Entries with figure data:
** begin **
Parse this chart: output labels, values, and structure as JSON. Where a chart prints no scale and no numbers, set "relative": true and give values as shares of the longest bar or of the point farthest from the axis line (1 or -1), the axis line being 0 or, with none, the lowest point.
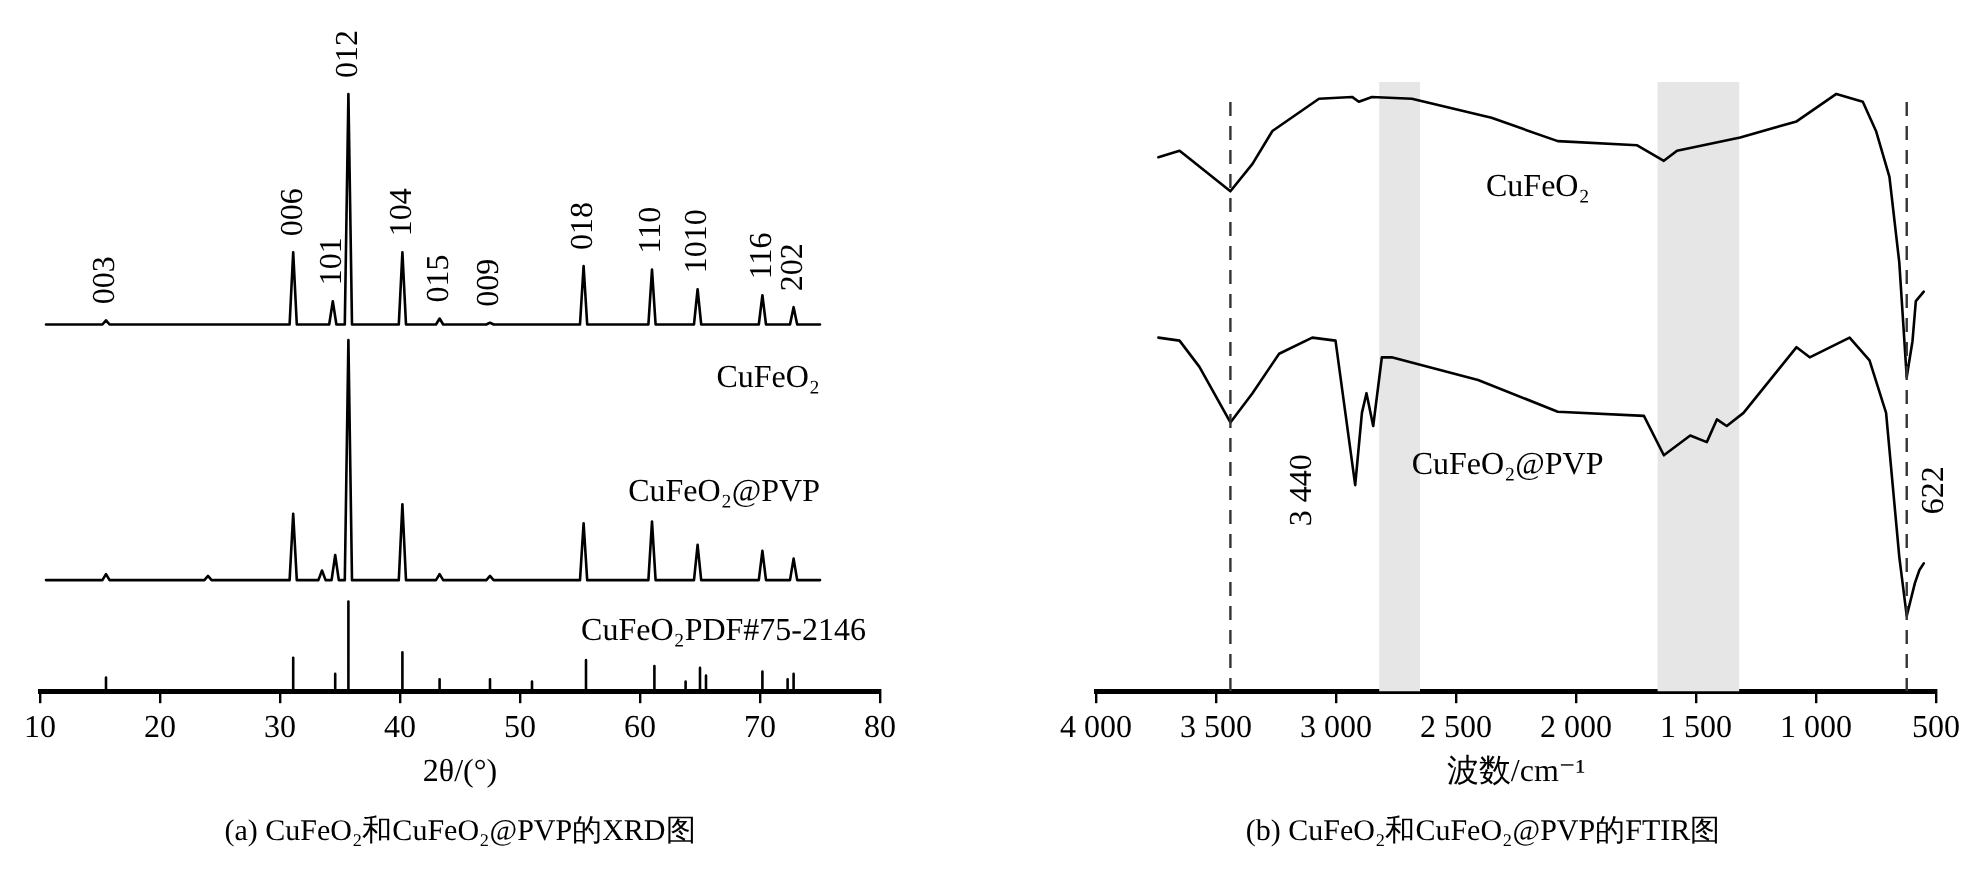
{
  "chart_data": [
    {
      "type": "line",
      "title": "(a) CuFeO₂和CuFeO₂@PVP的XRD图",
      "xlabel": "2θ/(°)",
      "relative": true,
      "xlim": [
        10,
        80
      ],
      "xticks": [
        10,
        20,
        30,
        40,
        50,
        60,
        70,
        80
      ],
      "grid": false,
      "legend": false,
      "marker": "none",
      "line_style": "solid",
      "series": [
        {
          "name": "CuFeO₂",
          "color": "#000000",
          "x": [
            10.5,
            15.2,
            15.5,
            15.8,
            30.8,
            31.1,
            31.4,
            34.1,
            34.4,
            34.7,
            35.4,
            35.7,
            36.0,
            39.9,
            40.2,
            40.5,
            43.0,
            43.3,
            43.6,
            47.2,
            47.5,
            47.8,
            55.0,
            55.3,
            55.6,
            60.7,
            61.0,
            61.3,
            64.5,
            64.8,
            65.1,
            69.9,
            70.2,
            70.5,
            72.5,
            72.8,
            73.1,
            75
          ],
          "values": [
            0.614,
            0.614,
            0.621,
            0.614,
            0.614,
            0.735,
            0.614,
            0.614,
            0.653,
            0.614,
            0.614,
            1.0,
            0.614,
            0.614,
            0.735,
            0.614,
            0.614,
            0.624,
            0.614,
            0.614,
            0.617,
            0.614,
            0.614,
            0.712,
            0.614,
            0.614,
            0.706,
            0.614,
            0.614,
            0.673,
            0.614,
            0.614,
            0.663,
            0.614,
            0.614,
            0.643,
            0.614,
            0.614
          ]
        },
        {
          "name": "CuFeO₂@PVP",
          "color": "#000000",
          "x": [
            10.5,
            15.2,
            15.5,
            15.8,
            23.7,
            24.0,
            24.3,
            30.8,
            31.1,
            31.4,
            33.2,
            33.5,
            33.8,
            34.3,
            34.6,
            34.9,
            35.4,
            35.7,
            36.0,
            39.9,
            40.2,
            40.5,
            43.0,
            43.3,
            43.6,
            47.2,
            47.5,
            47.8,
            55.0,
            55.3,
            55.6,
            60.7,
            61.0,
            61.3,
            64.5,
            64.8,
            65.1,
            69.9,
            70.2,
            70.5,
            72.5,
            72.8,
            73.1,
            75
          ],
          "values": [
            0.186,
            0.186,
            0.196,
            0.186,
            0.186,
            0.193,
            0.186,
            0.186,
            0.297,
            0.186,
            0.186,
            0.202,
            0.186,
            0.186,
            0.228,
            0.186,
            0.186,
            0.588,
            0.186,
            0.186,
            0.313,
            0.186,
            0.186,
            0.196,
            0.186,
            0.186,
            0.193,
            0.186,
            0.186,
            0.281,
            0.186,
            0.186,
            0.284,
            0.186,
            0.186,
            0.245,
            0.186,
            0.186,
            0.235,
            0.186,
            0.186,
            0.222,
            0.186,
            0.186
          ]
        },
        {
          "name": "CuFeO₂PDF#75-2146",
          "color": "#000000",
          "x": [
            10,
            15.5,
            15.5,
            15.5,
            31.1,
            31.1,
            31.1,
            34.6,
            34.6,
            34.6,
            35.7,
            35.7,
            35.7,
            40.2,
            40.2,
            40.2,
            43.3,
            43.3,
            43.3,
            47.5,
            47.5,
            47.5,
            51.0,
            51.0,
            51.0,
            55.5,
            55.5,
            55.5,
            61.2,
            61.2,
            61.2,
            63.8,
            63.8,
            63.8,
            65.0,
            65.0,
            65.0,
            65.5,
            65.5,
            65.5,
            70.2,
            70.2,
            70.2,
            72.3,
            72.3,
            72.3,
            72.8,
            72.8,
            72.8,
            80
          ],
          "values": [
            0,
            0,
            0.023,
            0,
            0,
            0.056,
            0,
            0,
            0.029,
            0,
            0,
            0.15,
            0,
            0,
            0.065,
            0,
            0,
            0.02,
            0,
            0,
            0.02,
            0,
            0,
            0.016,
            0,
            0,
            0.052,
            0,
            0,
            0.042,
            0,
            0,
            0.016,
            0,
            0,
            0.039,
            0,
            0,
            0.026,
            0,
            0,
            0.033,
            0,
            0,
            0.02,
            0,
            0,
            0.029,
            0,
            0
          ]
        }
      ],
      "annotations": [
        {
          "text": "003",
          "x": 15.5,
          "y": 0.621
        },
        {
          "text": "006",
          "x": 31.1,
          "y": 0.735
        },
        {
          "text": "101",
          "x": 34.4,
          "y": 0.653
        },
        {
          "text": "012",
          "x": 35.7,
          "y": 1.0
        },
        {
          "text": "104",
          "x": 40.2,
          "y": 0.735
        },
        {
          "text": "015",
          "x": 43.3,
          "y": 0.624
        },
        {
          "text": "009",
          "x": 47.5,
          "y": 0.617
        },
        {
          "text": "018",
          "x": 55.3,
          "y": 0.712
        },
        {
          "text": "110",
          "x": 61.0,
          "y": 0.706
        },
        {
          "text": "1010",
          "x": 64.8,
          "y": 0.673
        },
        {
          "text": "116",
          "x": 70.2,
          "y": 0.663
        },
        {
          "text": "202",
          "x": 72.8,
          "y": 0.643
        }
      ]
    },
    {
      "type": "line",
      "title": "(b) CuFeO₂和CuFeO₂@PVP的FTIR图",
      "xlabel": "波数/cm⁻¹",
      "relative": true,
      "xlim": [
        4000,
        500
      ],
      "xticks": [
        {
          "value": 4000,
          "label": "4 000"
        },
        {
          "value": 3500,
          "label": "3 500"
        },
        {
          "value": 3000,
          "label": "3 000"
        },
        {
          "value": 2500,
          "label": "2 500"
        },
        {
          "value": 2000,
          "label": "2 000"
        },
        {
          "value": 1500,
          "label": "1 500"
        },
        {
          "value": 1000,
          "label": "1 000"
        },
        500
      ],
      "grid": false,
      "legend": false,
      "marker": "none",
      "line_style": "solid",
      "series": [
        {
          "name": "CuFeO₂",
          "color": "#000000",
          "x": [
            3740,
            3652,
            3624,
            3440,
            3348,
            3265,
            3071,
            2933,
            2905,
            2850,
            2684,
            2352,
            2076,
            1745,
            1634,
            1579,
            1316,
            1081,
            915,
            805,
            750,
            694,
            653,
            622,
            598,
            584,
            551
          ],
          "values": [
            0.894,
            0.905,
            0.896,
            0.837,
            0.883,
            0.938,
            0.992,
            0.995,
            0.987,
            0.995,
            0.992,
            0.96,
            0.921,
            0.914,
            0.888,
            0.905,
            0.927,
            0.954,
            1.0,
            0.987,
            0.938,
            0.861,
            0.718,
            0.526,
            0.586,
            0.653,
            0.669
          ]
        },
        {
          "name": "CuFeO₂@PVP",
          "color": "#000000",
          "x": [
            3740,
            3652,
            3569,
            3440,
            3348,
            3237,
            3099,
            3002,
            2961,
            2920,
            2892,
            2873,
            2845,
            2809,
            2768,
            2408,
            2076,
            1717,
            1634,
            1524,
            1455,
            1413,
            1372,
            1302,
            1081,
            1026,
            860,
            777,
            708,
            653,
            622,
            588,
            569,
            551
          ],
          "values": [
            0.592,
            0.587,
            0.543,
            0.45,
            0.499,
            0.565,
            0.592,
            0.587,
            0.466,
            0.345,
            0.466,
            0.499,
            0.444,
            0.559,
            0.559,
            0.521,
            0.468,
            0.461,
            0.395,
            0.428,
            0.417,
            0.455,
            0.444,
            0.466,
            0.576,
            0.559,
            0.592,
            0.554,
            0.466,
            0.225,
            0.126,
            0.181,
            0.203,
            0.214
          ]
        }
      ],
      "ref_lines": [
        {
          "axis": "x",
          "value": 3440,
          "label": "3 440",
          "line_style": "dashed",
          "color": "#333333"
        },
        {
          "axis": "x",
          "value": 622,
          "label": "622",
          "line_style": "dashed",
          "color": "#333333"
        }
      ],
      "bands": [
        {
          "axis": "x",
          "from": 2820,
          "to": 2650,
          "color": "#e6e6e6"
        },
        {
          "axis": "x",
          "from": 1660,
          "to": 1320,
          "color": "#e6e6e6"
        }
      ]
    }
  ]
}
** end **
Your objective
Count the lines above that contain the word "text". Give only the number.

The solution
12